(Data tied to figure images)
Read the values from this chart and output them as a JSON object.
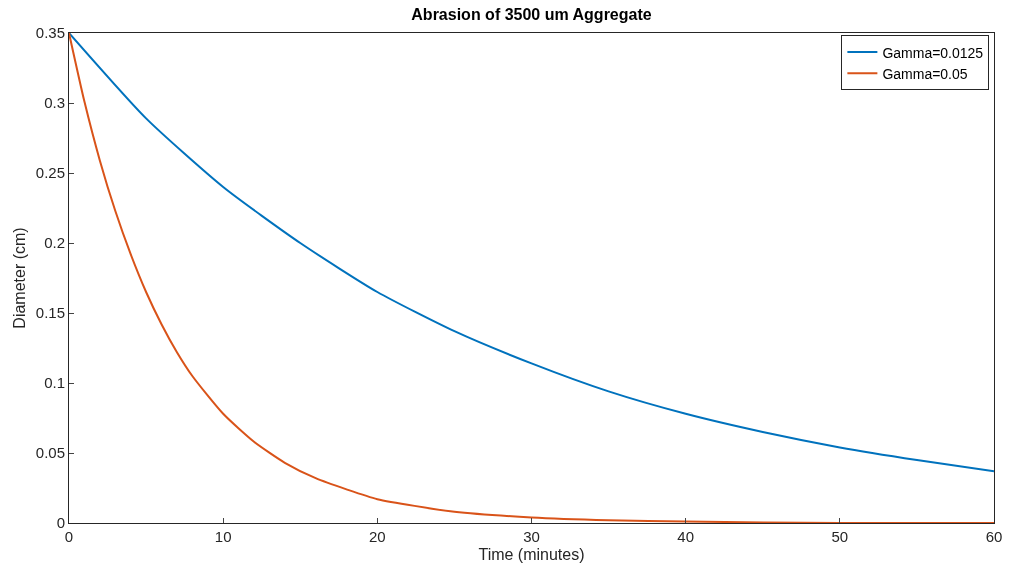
{
  "chart_data": {
    "type": "line",
    "title": "Abrasion of 3500 um Aggregate",
    "xlabel": "Time (minutes)",
    "ylabel": "Diameter (cm)",
    "series": [
      {
        "name": "Gamma=0.0125",
        "color": "#0072bd",
        "x": [
          0,
          5,
          10,
          15,
          20,
          25,
          30,
          35,
          40,
          45,
          50,
          55,
          60
        ],
        "values": [
          0.35,
          0.289,
          0.24,
          0.2,
          0.165,
          0.137,
          0.114,
          0.094,
          0.078,
          0.065,
          0.054,
          0.045,
          0.037
        ]
      },
      {
        "name": "Gamma=0.05",
        "color": "#d95319",
        "x": [
          0,
          1,
          2,
          3,
          4,
          5,
          6,
          7,
          8,
          10,
          12,
          14,
          16,
          18,
          20,
          25,
          30,
          35,
          40,
          50,
          60
        ],
        "values": [
          0.35,
          0.301,
          0.259,
          0.223,
          0.192,
          0.165,
          0.142,
          0.122,
          0.105,
          0.078,
          0.058,
          0.043,
          0.032,
          0.024,
          0.017,
          0.008,
          0.004,
          0.002,
          0.001,
          0,
          0
        ]
      }
    ],
    "xlim": [
      0,
      60
    ],
    "xticks": [
      0,
      10,
      20,
      30,
      40,
      50,
      60
    ],
    "ylim": [
      0,
      0.35
    ],
    "yticks": [
      0,
      0.05,
      0.1,
      0.15,
      0.2,
      0.25,
      0.3,
      0.35
    ],
    "legend": "top right",
    "grid": false,
    "marker": "none",
    "line_style": "solid"
  }
}
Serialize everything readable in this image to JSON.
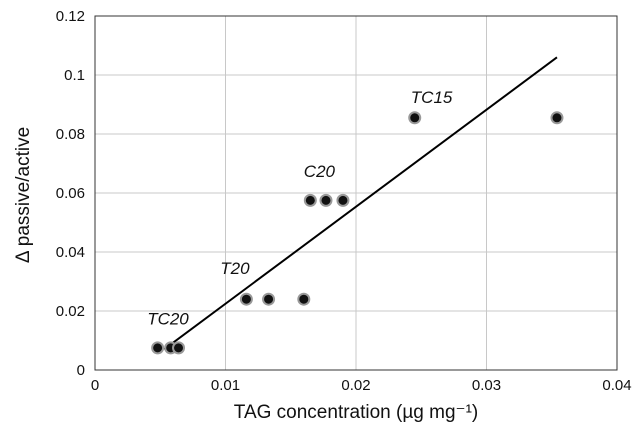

▶ [Exercise details] Every line of the data should be copied as it stands, without the images.

▶ [The solution]
Read the values from this chart and output them as a JSON object.
{
  "chart_data": {
    "type": "line",
    "title": "Abrasion of 3500 um Aggregate",
    "xlabel": "Time (minutes)",
    "ylabel": "Diameter (cm)",
    "series": [
      {
        "name": "Gamma=0.0125",
        "color": "#0072bd",
        "x": [
          0,
          5,
          10,
          15,
          20,
          25,
          30,
          35,
          40,
          45,
          50,
          55,
          60
        ],
        "values": [
          0.35,
          0.289,
          0.24,
          0.2,
          0.165,
          0.137,
          0.114,
          0.094,
          0.078,
          0.065,
          0.054,
          0.045,
          0.037
        ]
      },
      {
        "name": "Gamma=0.05",
        "color": "#d95319",
        "x": [
          0,
          1,
          2,
          3,
          4,
          5,
          6,
          7,
          8,
          10,
          12,
          14,
          16,
          18,
          20,
          25,
          30,
          35,
          40,
          50,
          60
        ],
        "values": [
          0.35,
          0.301,
          0.259,
          0.223,
          0.192,
          0.165,
          0.142,
          0.122,
          0.105,
          0.078,
          0.058,
          0.043,
          0.032,
          0.024,
          0.017,
          0.008,
          0.004,
          0.002,
          0.001,
          0,
          0
        ]
      }
    ],
    "xlim": [
      0,
      60
    ],
    "xticks": [
      0,
      10,
      20,
      30,
      40,
      50,
      60
    ],
    "ylim": [
      0,
      0.35
    ],
    "yticks": [
      0,
      0.05,
      0.1,
      0.15,
      0.2,
      0.25,
      0.3,
      0.35
    ],
    "legend": "top right",
    "grid": false,
    "marker": "none",
    "line_style": "solid"
  }
}
Serialize everything readable in this image to JSON.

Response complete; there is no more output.